EXTRACTED INFORMATION.
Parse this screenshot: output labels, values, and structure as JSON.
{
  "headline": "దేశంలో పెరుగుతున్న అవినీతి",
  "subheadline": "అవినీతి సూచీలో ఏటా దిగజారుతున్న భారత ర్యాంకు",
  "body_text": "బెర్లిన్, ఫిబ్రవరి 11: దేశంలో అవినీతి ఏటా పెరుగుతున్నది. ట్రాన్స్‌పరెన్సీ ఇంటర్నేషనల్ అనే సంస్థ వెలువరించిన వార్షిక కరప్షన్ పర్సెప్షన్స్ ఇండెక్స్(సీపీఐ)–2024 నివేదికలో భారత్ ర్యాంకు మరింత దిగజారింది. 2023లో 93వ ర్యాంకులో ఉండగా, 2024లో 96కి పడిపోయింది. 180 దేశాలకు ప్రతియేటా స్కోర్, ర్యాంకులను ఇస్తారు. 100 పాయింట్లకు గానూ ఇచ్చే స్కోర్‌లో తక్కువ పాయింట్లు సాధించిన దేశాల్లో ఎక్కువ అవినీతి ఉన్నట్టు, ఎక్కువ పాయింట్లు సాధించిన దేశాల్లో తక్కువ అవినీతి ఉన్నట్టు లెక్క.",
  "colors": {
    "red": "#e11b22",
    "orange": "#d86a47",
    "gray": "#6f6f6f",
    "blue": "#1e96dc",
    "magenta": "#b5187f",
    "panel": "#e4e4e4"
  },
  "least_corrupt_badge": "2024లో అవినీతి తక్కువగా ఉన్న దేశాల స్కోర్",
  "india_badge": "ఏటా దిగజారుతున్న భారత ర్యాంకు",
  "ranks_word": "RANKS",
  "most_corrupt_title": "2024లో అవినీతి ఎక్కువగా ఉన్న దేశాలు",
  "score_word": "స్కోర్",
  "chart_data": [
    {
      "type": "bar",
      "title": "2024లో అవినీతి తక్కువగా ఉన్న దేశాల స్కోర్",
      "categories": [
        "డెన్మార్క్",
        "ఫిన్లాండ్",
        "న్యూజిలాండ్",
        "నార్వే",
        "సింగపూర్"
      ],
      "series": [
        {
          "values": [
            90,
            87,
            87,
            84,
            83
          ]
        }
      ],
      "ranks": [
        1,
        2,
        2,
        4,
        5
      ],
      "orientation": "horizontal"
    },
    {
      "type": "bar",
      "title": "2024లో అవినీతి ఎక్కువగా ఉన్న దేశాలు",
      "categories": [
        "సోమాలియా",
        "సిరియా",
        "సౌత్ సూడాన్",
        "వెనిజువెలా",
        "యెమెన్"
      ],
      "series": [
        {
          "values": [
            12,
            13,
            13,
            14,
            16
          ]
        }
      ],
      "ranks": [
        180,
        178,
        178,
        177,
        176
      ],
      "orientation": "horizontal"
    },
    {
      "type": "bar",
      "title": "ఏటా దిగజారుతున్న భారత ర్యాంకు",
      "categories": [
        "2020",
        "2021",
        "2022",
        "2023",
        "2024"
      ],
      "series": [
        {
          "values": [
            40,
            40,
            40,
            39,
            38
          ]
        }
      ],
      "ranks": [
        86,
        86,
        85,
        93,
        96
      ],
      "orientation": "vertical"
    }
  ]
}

PROBLEM DETAILS. From the records above, extract every entry exactly as given.

OUTPUT BELOW.
Parse this screenshot: output labels, values, and structure as JSON.
{
  "headline": "దేశంలో పెరుగుతున్న అవినీతి",
  "subheadline": "అవినీతి సూచీలో ఏటా దిగజారుతున్న భారత ర్యాంకు",
  "body_text": "బెర్లిన్, ఫిబ్రవరి 11: దేశంలో అవినీతి ఏటా పెరుగుతున్నది. ట్రాన్స్‌పరెన్సీ ఇంటర్నేషనల్ అనే సంస్థ వెలువరించిన వార్షిక కరప్షన్ పర్సెప్షన్స్ ఇండెక్స్(సీపీఐ)–2024 నివేదికలో భారత్ ర్యాంకు మరింత దిగజారింది. 2023లో 93వ ర్యాంకులో ఉండగా, 2024లో 96కి పడిపోయింది. 180 దేశాలకు ప్రతియేటా స్కోర్, ర్యాంకులను ఇస్తారు. 100 పాయింట్లకు గానూ ఇచ్చే స్కోర్‌లో తక్కువ పాయింట్లు సాధించిన దేశాల్లో ఎక్కువ అవినీతి ఉన్నట్టు, ఎక్కువ పాయింట్లు సాధించిన దేశాల్లో తక్కువ అవినీతి ఉన్నట్టు లెక్క.",
  "colors": {
    "red": "#e11b22",
    "orange": "#d86a47",
    "gray": "#6f6f6f",
    "blue": "#1e96dc",
    "magenta": "#b5187f",
    "panel": "#e4e4e4"
  },
  "least_corrupt_badge": "2024లో అవినీతి తక్కువగా ఉన్న దేశాల స్కోర్",
  "india_badge": "ఏటా దిగజారుతున్న భారత ర్యాంకు",
  "ranks_word": "RANKS",
  "most_corrupt_title": "2024లో అవినీతి ఎక్కువగా ఉన్న దేశాలు",
  "score_word": "స్కోర్",
  "chart_data": [
    {
      "type": "bar",
      "title": "2024లో అవినీతి తక్కువగా ఉన్న దేశాల స్కోర్",
      "categories": [
        "డెన్మార్క్",
        "ఫిన్లాండ్",
        "న్యూజిలాండ్",
        "నార్వే",
        "సింగపూర్"
      ],
      "series": [
        {
          "values": [
            90,
            87,
            87,
            84,
            83
          ]
        }
      ],
      "ranks": [
        1,
        2,
        2,
        4,
        5
      ],
      "orientation": "horizontal"
    },
    {
      "type": "bar",
      "title": "2024లో అవినీతి ఎక్కువగా ఉన్న దేశాలు",
      "categories": [
        "సోమాలియా",
        "సిరియా",
        "సౌత్ సూడాన్",
        "వెనిజువెలా",
        "యెమెన్"
      ],
      "series": [
        {
          "values": [
            12,
            13,
            13,
            14,
            16
          ]
        }
      ],
      "ranks": [
        180,
        178,
        178,
        177,
        176
      ],
      "orientation": "horizontal"
    },
    {
      "type": "bar",
      "title": "ఏటా దిగజారుతున్న భారత ర్యాంకు",
      "categories": [
        "2020",
        "2021",
        "2022",
        "2023",
        "2024"
      ],
      "series": [
        {
          "values": [
            40,
            40,
            40,
            39,
            38
          ]
        }
      ],
      "ranks": [
        86,
        86,
        85,
        93,
        96
      ],
      "orientation": "vertical"
    }
  ]
}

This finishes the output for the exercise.